[Exercise requirements]:
Search the listing below for the string "Relative" and show each line that contains it.

## BEGIN Exercise data

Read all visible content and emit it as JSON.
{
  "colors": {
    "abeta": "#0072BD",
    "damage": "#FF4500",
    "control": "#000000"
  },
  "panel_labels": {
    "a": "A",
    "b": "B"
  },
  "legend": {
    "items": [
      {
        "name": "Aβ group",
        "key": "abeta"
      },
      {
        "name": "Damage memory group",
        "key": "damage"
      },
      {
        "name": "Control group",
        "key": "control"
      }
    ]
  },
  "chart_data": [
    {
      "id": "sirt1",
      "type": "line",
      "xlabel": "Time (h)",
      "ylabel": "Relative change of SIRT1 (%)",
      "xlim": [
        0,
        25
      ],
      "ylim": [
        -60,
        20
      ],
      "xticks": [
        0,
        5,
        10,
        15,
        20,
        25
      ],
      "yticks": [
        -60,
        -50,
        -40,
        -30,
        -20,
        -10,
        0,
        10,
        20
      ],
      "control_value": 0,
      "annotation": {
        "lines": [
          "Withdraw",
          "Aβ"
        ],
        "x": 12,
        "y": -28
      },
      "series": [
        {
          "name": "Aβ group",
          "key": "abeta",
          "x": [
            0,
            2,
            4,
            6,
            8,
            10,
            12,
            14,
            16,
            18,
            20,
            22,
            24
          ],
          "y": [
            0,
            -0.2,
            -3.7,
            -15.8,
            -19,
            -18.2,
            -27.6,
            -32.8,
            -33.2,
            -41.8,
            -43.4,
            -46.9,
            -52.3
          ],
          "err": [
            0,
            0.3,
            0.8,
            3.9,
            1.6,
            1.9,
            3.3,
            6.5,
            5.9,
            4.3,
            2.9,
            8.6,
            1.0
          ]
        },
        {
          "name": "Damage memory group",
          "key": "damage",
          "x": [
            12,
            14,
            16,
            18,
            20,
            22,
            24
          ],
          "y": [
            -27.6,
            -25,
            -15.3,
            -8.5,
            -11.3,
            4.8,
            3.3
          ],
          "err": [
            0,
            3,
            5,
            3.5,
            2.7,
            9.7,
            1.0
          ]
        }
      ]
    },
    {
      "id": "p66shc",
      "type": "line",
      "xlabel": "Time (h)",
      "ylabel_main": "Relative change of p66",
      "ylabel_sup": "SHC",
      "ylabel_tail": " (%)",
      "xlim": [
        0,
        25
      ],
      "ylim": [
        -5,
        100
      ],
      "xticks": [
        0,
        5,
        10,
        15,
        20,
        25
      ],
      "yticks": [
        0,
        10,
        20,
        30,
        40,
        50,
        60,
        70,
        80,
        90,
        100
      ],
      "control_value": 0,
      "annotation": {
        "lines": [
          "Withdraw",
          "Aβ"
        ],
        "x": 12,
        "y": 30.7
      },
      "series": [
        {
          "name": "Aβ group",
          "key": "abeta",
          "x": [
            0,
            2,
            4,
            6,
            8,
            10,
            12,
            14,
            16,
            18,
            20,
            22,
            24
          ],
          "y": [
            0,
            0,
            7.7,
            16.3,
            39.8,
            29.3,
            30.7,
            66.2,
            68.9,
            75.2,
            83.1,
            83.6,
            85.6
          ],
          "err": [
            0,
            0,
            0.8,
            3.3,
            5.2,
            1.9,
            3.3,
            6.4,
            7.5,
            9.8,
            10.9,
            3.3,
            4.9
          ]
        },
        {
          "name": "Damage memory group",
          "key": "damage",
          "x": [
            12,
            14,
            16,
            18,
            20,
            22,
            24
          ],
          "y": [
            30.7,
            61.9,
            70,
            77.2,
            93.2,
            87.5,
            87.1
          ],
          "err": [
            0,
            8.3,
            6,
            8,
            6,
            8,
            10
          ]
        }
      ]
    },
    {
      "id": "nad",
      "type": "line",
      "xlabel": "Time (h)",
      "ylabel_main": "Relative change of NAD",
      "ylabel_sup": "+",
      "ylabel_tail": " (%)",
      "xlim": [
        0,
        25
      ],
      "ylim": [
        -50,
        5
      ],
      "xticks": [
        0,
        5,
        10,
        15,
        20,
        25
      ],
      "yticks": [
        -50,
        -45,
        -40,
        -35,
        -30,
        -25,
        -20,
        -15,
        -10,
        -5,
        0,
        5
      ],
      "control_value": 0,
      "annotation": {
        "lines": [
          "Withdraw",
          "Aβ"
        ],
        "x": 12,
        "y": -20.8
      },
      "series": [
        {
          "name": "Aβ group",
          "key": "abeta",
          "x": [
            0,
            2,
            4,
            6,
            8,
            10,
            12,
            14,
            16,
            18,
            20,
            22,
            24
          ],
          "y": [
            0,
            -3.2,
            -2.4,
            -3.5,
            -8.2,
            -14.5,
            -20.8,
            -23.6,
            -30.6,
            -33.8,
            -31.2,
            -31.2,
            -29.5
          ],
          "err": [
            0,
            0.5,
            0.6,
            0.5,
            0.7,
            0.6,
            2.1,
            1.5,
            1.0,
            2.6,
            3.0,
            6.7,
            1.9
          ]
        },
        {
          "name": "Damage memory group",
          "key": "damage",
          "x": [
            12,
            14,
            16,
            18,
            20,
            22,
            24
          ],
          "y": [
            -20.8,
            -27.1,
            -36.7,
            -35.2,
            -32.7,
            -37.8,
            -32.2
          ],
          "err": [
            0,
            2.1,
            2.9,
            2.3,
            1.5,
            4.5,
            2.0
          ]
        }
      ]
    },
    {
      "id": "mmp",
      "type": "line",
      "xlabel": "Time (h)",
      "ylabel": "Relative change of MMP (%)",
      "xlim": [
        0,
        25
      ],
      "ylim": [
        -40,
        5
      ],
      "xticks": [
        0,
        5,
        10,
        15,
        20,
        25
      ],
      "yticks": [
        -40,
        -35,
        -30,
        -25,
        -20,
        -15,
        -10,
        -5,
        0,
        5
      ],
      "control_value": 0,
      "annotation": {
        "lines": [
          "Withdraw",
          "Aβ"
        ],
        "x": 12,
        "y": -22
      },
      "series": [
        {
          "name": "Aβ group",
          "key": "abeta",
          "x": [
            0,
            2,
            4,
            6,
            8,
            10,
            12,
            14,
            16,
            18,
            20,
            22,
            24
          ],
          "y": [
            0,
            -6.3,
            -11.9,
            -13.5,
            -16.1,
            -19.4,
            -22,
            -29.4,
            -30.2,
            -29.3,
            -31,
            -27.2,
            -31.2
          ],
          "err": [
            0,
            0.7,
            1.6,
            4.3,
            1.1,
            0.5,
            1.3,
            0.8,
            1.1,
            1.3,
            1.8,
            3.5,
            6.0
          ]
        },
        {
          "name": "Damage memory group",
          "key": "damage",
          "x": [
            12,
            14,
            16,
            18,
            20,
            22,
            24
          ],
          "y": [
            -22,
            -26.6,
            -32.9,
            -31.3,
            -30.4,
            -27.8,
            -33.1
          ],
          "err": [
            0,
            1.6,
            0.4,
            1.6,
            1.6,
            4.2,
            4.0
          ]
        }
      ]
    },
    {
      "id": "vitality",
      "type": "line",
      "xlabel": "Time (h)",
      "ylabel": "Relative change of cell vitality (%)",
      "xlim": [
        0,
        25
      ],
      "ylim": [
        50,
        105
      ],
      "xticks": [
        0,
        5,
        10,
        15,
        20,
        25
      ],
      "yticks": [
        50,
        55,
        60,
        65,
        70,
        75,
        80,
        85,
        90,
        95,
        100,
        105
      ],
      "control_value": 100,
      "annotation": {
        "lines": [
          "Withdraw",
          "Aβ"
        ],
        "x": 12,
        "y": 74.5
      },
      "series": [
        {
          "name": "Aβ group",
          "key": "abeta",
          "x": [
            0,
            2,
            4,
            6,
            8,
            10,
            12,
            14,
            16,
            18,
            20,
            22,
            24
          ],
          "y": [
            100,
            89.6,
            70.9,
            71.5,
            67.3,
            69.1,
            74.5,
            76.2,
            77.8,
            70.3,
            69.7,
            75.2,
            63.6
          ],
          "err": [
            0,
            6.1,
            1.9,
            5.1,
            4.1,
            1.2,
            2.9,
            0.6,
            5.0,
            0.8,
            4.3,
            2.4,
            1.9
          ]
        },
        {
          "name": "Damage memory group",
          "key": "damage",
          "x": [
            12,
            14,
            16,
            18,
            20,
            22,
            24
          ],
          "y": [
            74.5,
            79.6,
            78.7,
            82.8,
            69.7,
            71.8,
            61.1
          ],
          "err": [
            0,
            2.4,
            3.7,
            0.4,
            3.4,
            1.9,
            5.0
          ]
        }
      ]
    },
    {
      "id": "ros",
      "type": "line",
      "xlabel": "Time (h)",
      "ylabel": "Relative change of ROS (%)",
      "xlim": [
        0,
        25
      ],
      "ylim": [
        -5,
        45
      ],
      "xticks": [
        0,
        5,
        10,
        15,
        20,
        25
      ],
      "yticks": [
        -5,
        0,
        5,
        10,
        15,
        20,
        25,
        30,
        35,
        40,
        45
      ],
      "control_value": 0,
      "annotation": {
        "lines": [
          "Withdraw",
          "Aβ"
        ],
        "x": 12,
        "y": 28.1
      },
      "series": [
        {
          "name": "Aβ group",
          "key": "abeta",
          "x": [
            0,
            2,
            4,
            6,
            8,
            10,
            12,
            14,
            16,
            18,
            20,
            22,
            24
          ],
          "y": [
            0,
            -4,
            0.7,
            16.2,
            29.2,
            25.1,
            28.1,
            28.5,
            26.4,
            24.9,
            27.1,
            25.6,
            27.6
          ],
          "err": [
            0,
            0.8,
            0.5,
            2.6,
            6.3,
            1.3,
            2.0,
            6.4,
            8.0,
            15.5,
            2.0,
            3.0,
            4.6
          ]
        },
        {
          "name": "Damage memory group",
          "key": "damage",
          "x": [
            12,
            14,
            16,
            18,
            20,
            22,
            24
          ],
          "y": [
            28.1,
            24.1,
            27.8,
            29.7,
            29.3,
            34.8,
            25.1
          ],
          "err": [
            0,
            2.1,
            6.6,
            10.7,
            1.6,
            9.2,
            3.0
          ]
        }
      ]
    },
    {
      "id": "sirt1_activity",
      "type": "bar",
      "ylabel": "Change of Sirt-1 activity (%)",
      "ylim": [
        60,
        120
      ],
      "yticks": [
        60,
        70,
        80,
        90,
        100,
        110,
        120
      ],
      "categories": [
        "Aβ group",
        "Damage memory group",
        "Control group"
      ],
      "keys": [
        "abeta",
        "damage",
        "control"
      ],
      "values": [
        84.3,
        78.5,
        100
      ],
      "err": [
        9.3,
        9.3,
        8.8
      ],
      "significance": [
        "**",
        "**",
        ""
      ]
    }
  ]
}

## END Exercise data

[Output of the task]:
      "ylabel": "Relative change of SIRT1 (%)",
      "ylabel_main": "Relative change of p66",
      "ylabel_main": "Relative change of NAD",
      "ylabel": "Relative change of MMP (%)",
      "ylabel": "Relative change of cell vitality (%)",
      "ylabel": "Relative change of ROS (%)",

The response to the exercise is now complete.